Short task:
Skip every picture and transcribe the remaining material exactly.

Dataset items
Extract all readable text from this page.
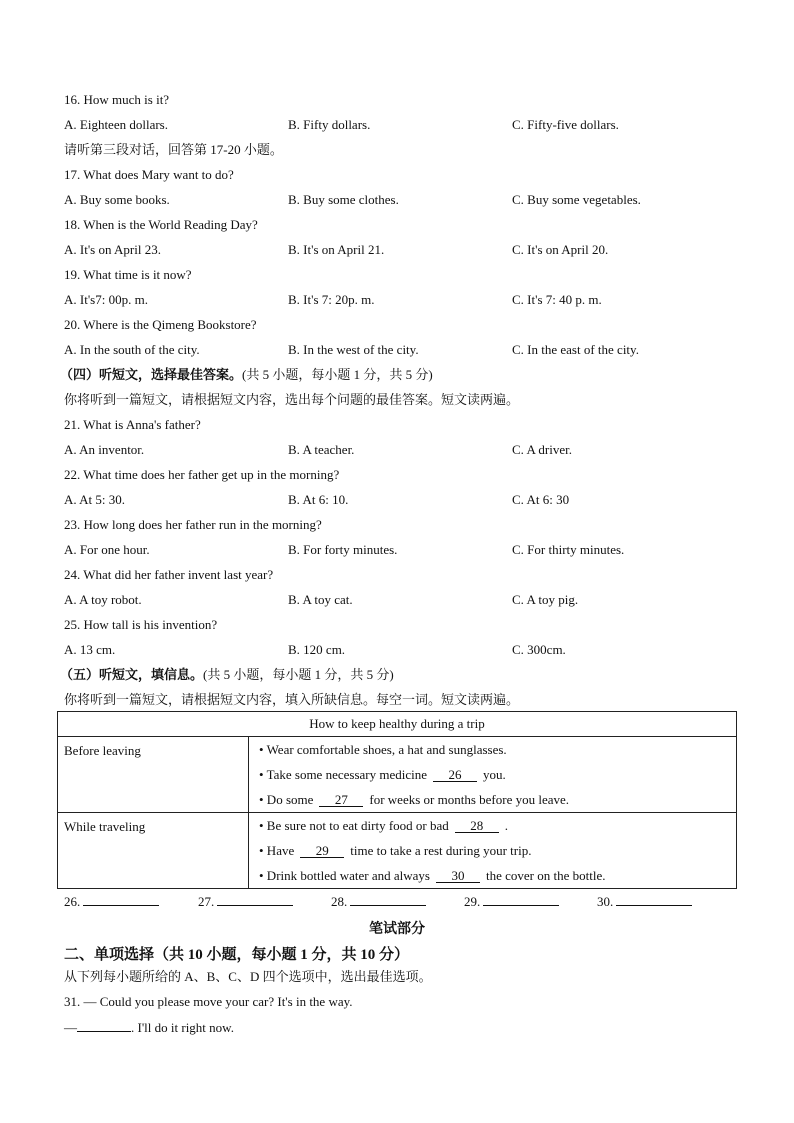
16. How much is it?
A. Eighteen dollars.	B. Fifty dollars.	C. Fifty-five dollars.
请听第三段对话，回答第 17-20 小题。
17. What does Mary want to do?
A. Buy some books.	B. Buy some clothes.	C. Buy some vegetables.
18. When is the World Reading Day?
A. It's on April 23.	B. It's on April 21.	C. It's on April 20.
19. What time is it now?
A. It's7: 00p. m.	B. It's 7: 20p. m.	C. It's 7: 40 p. m.
20. Where is the Qimeng Bookstore?
A. In the south of the city.	B. In the west of the city.	C. In the east of the city.
（四）听短文，选择最佳答案。(共 5 小题，每小题 1 分，共 5 分)
你将听到一篇短文，请根据短文内容，选出每个问题的最佳答案。短文读两遍。
21. What is Anna's father?
A. An inventor.	B. A teacher.	C. A driver.
22. What time does her father get up in the morning?
A. At 5: 30.	B. At 6: 10.	C. At 6: 30
23. How long does her father run in the morning?
A. For one hour.	B. For forty minutes.	C. For thirty minutes.
24. What did her father invent last year?
A. A toy robot.	B. A toy cat.	C. A toy pig.
25. How tall is his invention?
A. 13 cm.	B. 120 cm.	C. 300cm.
（五）听短文，填信息。(共 5 小题，每小题 1 分，共 5 分)
你将听到一篇短文，请根据短文内容，填入所缺信息。每空一词。短文读两遍。
How to keep healthy during a trip	
Before leaving	• Wear comfortable shoes, a hat and sunglasses.
• Take some necessary medicine 26 you.
• Do some 27 for weeks or months before you leave.

While traveling	• Be sure not to eat dirty food or bad 28 .
• Have 29 time to take a rest during your trip.
• Drink bottled water and always 30 the cover on the bottle.
26.	27.	28.	29.	30.
笔试部分
二、单项选择（共 10 小题，每小题 1 分，共 10 分）
从下列每小题所给的 A、B、C、D 四个选项中，选出最佳选项。
31. — Could you please move your car? It's in the way.
—	. I'll do it right now.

Final result:
Extract all readable text from this page.
16. How much is it?
A. Eighteen dollars.	B. Fifty dollars.	C. Fifty-five dollars.
请听第三段对话，回答第 17-20 小题。
17. What does Mary want to do?
A. Buy some books.	B. Buy some clothes.	C. Buy some vegetables.
18. When is the World Reading Day?
A. It's on April 23.	B. It's on April 21.	C. It's on April 20.
19. What time is it now?
A. It's7: 00p. m.	B. It's 7: 20p. m.	C. It's 7: 40 p. m.
20. Where is the Qimeng Bookstore?
A. In the south of the city.	B. In the west of the city.	C. In the east of the city.
（四）听短文，选择最佳答案。(共 5 小题，每小题 1 分，共 5 分)
你将听到一篇短文，请根据短文内容，选出每个问题的最佳答案。短文读两遍。
21. What is Anna's father?
A. An inventor.	B. A teacher.	C. A driver.
22. What time does her father get up in the morning?
A. At 5: 30.	B. At 6: 10.	C. At 6: 30
23. How long does her father run in the morning?
A. For one hour.	B. For forty minutes.	C. For thirty minutes.
24. What did her father invent last year?
A. A toy robot.	B. A toy cat.	C. A toy pig.
25. How tall is his invention?
A. 13 cm.	B. 120 cm.	C. 300cm.
（五）听短文，填信息。(共 5 小题，每小题 1 分，共 5 分)
你将听到一篇短文，请根据短文内容，填入所缺信息。每空一词。短文读两遍。
How to keep healthy during a trip	
Before leaving	• Wear comfortable shoes, a hat and sunglasses.
• Take some necessary medicine 26 you.
• Do some 27 for weeks or months before you leave.

While traveling	• Be sure not to eat dirty food or bad 28 .
• Have 29 time to take a rest during your trip.
• Drink bottled water and always 30 the cover on the bottle.
26.	27.	28.	29.	30.
笔试部分
二、单项选择（共 10 小题，每小题 1 分，共 10 分）
从下列每小题所给的 A、B、C、D 四个选项中，选出最佳选项。
31. — Could you please move your car? It's in the way.
—	. I'll do it right now.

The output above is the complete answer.